§ Exercise requirements: Restate each of the lines given below, word for word.

(Stored entries)
::::::::::

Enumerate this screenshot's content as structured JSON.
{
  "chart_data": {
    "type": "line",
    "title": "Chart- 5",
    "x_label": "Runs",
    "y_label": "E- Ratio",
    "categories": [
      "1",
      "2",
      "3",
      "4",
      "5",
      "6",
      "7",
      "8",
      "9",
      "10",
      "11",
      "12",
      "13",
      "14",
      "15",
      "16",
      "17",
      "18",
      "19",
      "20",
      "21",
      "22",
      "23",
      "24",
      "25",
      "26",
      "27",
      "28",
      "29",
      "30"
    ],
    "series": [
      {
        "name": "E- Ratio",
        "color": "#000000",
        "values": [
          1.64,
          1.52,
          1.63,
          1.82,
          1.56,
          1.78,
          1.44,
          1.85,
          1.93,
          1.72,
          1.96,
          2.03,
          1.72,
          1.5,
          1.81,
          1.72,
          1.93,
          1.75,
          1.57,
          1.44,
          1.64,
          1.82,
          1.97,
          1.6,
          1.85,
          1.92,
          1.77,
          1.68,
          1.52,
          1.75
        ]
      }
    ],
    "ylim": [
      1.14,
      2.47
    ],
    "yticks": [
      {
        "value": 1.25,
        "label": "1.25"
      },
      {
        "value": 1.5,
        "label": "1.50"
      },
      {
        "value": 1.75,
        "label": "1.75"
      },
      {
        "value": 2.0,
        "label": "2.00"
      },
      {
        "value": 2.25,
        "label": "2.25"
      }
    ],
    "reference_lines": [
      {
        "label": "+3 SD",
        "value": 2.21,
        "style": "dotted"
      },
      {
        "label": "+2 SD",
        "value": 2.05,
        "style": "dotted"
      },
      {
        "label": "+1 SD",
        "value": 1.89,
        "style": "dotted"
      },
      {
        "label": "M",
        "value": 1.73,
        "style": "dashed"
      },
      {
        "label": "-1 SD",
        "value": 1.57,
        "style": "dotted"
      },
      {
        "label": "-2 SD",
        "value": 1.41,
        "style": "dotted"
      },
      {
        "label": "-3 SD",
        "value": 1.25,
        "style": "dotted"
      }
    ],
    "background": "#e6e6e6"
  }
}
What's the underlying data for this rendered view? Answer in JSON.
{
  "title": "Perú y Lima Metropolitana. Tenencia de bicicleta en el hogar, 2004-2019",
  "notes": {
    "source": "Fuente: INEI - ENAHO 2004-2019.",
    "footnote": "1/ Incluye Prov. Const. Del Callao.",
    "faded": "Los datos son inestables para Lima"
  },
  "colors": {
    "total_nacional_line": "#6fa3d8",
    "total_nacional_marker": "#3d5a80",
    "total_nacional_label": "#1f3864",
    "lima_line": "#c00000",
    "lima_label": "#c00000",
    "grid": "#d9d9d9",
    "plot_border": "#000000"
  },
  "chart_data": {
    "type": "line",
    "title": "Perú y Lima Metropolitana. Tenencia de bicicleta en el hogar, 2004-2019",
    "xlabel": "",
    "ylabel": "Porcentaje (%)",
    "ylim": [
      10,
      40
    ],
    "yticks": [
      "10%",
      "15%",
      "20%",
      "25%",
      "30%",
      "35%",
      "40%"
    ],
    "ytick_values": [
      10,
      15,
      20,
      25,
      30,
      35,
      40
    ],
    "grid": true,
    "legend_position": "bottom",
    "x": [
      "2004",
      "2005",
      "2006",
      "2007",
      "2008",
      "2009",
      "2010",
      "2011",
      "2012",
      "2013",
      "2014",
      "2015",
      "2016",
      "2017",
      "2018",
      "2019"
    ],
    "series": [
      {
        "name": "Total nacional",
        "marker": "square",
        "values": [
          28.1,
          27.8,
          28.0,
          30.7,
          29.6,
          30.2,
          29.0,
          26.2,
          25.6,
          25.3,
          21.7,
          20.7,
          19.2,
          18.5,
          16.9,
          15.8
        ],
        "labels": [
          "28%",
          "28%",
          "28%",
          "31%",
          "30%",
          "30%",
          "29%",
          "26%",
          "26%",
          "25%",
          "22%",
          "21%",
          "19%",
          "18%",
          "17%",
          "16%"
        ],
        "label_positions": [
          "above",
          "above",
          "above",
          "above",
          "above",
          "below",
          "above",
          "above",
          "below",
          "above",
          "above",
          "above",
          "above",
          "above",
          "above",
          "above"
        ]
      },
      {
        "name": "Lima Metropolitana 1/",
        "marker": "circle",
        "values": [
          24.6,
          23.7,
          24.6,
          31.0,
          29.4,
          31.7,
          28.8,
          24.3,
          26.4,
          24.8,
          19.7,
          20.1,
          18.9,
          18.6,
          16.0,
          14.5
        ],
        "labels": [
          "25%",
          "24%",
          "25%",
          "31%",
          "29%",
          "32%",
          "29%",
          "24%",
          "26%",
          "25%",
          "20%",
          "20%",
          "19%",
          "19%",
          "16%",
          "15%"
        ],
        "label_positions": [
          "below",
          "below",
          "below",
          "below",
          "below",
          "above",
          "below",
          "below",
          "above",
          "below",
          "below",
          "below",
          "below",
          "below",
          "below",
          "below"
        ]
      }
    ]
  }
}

::::::::::

§ Answer to the problem:
Enumerate this screenshot's content as structured JSON.
{
  "chart_data": {
    "type": "line",
    "title": "Chart- 5",
    "x_label": "Runs",
    "y_label": "E- Ratio",
    "categories": [
      "1",
      "2",
      "3",
      "4",
      "5",
      "6",
      "7",
      "8",
      "9",
      "10",
      "11",
      "12",
      "13",
      "14",
      "15",
      "16",
      "17",
      "18",
      "19",
      "20",
      "21",
      "22",
      "23",
      "24",
      "25",
      "26",
      "27",
      "28",
      "29",
      "30"
    ],
    "series": [
      {
        "name": "E- Ratio",
        "color": "#000000",
        "values": [
          1.64,
          1.52,
          1.63,
          1.82,
          1.56,
          1.78,
          1.44,
          1.85,
          1.93,
          1.72,
          1.96,
          2.03,
          1.72,
          1.5,
          1.81,
          1.72,
          1.93,
          1.75,
          1.57,
          1.44,
          1.64,
          1.82,
          1.97,
          1.6,
          1.85,
          1.92,
          1.77,
          1.68,
          1.52,
          1.75
        ]
      }
    ],
    "ylim": [
      1.14,
      2.47
    ],
    "yticks": [
      {
        "value": 1.25,
        "label": "1.25"
      },
      {
        "value": 1.5,
        "label": "1.50"
      },
      {
        "value": 1.75,
        "label": "1.75"
      },
      {
        "value": 2.0,
        "label": "2.00"
      },
      {
        "value": 2.25,
        "label": "2.25"
      }
    ],
    "reference_lines": [
      {
        "label": "+3 SD",
        "value": 2.21,
        "style": "dotted"
      },
      {
        "label": "+2 SD",
        "value": 2.05,
        "style": "dotted"
      },
      {
        "label": "+1 SD",
        "value": 1.89,
        "style": "dotted"
      },
      {
        "label": "M",
        "value": 1.73,
        "style": "dashed"
      },
      {
        "label": "-1 SD",
        "value": 1.57,
        "style": "dotted"
      },
      {
        "label": "-2 SD",
        "value": 1.41,
        "style": "dotted"
      },
      {
        "label": "-3 SD",
        "value": 1.25,
        "style": "dotted"
      }
    ],
    "background": "#e6e6e6"
  }
}
What's the underlying data for this rendered view? Answer in JSON.
{
  "title": "Perú y Lima Metropolitana. Tenencia de bicicleta en el hogar, 2004-2019",
  "notes": {
    "source": "Fuente: INEI - ENAHO 2004-2019.",
    "footnote": "1/ Incluye Prov. Const. Del Callao.",
    "faded": "Los datos son inestables para Lima"
  },
  "colors": {
    "total_nacional_line": "#6fa3d8",
    "total_nacional_marker": "#3d5a80",
    "total_nacional_label": "#1f3864",
    "lima_line": "#c00000",
    "lima_label": "#c00000",
    "grid": "#d9d9d9",
    "plot_border": "#000000"
  },
  "chart_data": {
    "type": "line",
    "title": "Perú y Lima Metropolitana. Tenencia de bicicleta en el hogar, 2004-2019",
    "xlabel": "",
    "ylabel": "Porcentaje (%)",
    "ylim": [
      10,
      40
    ],
    "yticks": [
      "10%",
      "15%",
      "20%",
      "25%",
      "30%",
      "35%",
      "40%"
    ],
    "ytick_values": [
      10,
      15,
      20,
      25,
      30,
      35,
      40
    ],
    "grid": true,
    "legend_position": "bottom",
    "x": [
      "2004",
      "2005",
      "2006",
      "2007",
      "2008",
      "2009",
      "2010",
      "2011",
      "2012",
      "2013",
      "2014",
      "2015",
      "2016",
      "2017",
      "2018",
      "2019"
    ],
    "series": [
      {
        "name": "Total nacional",
        "marker": "square",
        "values": [
          28.1,
          27.8,
          28.0,
          30.7,
          29.6,
          30.2,
          29.0,
          26.2,
          25.6,
          25.3,
          21.7,
          20.7,
          19.2,
          18.5,
          16.9,
          15.8
        ],
        "labels": [
          "28%",
          "28%",
          "28%",
          "31%",
          "30%",
          "30%",
          "29%",
          "26%",
          "26%",
          "25%",
          "22%",
          "21%",
          "19%",
          "18%",
          "17%",
          "16%"
        ],
        "label_positions": [
          "above",
          "above",
          "above",
          "above",
          "above",
          "below",
          "above",
          "above",
          "below",
          "above",
          "above",
          "above",
          "above",
          "above",
          "above",
          "above"
        ]
      },
      {
        "name": "Lima Metropolitana 1/",
        "marker": "circle",
        "values": [
          24.6,
          23.7,
          24.6,
          31.0,
          29.4,
          31.7,
          28.8,
          24.3,
          26.4,
          24.8,
          19.7,
          20.1,
          18.9,
          18.6,
          16.0,
          14.5
        ],
        "labels": [
          "25%",
          "24%",
          "25%",
          "31%",
          "29%",
          "32%",
          "29%",
          "24%",
          "26%",
          "25%",
          "20%",
          "20%",
          "19%",
          "19%",
          "16%",
          "15%"
        ],
        "label_positions": [
          "below",
          "below",
          "below",
          "below",
          "below",
          "above",
          "below",
          "below",
          "above",
          "below",
          "below",
          "below",
          "below",
          "below",
          "below",
          "below"
        ]
      }
    ]
  }
}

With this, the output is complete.